DATA SECTION -

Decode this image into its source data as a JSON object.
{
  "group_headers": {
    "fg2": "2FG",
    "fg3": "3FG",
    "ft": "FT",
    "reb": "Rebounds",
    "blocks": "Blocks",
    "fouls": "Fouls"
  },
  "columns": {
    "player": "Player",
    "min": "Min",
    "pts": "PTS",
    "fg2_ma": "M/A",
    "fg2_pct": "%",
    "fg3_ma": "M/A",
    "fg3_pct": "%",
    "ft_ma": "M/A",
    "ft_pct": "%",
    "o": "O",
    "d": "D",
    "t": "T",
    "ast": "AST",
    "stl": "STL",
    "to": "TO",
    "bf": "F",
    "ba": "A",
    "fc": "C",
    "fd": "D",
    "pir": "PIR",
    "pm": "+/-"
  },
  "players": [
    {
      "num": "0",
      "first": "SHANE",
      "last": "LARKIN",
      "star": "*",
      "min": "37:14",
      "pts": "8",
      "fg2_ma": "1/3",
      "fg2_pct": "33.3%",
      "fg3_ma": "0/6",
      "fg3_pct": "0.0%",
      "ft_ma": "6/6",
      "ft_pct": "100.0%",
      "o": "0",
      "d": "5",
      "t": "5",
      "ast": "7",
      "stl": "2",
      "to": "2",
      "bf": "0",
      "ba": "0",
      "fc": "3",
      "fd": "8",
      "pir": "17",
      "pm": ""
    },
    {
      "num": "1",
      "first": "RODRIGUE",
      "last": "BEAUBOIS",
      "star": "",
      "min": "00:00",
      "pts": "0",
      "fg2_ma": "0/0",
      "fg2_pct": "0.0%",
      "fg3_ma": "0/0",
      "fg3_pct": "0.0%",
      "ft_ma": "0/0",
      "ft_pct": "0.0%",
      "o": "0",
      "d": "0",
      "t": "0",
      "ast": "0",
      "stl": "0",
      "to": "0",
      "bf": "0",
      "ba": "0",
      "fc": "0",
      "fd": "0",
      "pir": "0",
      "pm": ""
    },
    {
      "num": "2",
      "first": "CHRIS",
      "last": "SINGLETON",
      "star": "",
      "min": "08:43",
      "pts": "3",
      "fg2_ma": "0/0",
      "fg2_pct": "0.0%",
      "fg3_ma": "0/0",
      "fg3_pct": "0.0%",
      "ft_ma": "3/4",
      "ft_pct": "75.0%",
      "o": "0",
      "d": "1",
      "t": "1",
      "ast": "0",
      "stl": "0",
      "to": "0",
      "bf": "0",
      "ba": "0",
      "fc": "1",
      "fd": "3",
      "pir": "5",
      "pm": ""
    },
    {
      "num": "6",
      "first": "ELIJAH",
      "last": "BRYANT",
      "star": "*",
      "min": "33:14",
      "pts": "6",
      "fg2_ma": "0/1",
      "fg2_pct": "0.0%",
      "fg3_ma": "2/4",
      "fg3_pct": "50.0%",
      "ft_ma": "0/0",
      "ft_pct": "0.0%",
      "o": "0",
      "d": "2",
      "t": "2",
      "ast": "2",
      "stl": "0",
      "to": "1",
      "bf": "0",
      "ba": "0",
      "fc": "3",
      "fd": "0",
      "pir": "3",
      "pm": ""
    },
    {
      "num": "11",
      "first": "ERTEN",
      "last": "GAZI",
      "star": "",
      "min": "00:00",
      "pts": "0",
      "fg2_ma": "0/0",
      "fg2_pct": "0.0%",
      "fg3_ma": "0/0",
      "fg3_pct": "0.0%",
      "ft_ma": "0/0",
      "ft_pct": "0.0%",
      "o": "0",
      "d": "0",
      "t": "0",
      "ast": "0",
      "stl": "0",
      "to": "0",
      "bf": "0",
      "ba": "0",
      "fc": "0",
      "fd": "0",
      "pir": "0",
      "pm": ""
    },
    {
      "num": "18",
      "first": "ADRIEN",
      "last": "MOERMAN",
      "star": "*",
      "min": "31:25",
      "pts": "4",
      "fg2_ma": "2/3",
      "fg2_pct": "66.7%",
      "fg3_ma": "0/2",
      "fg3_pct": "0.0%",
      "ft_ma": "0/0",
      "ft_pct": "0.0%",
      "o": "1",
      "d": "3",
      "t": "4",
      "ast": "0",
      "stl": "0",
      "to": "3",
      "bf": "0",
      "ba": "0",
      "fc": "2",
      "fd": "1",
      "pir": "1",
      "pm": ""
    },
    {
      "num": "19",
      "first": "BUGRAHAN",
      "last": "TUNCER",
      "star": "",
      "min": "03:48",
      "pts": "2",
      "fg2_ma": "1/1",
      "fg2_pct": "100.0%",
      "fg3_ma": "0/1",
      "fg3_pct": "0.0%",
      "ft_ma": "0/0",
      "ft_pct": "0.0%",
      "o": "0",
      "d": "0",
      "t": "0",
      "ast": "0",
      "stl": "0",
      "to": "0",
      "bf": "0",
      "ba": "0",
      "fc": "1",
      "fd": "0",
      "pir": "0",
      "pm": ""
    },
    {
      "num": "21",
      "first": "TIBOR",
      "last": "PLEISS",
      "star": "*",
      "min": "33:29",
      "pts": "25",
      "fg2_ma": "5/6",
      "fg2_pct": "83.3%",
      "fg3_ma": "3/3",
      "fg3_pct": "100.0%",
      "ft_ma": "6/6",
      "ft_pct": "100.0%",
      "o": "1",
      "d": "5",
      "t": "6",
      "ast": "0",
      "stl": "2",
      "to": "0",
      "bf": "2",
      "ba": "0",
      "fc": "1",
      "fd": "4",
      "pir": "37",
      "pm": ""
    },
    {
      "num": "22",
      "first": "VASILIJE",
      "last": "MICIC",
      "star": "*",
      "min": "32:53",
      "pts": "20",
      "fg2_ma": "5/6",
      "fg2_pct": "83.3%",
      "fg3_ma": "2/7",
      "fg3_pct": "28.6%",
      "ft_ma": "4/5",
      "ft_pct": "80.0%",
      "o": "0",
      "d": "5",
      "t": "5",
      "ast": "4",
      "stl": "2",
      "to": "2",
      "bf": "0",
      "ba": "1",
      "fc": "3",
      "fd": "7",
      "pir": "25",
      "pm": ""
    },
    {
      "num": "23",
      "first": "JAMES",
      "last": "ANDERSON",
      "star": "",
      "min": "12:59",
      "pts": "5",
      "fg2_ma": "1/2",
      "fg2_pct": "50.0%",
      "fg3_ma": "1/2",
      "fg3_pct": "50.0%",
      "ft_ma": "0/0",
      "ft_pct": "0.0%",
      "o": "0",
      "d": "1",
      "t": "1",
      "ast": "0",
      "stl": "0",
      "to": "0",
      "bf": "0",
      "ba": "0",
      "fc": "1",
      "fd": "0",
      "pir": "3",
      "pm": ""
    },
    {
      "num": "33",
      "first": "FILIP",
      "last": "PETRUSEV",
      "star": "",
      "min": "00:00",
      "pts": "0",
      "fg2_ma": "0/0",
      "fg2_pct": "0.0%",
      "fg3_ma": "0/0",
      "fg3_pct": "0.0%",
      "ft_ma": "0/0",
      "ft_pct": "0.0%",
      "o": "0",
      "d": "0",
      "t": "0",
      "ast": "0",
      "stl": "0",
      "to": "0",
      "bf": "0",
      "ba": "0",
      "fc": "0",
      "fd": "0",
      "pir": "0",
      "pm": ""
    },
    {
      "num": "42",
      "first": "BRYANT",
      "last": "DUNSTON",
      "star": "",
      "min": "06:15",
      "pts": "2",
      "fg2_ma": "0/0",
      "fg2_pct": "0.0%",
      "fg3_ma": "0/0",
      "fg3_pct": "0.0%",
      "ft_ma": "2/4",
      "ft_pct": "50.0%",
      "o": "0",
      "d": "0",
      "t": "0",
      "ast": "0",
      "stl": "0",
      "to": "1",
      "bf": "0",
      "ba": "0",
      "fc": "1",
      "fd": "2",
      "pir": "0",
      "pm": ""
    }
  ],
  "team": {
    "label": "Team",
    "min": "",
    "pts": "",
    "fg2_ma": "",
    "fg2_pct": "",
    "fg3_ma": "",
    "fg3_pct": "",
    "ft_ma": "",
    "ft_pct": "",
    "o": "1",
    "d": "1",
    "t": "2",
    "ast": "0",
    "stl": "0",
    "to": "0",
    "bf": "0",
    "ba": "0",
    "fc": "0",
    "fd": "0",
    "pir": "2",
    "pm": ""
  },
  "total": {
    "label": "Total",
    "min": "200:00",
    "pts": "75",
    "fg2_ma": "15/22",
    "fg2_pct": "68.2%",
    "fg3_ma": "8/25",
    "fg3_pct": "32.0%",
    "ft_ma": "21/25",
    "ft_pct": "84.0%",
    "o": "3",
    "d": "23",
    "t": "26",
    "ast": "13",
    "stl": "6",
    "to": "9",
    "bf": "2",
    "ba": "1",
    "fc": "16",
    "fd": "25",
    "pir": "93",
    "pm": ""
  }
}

GOAL - Return every line holding the word "last" from the records.

SOLUTION -
      "last": "LARKIN",
      "last": "BEAUBOIS",
      "last": "SINGLETON",
      "last": "BRYANT",
      "last": "GAZI",
      "last": "MOERMAN",
      "last": "TUNCER",
      "last": "PLEISS",
      "last": "MICIC",
      "last": "ANDERSON",
      "last": "PETRUSEV",
      "last": "DUNSTON",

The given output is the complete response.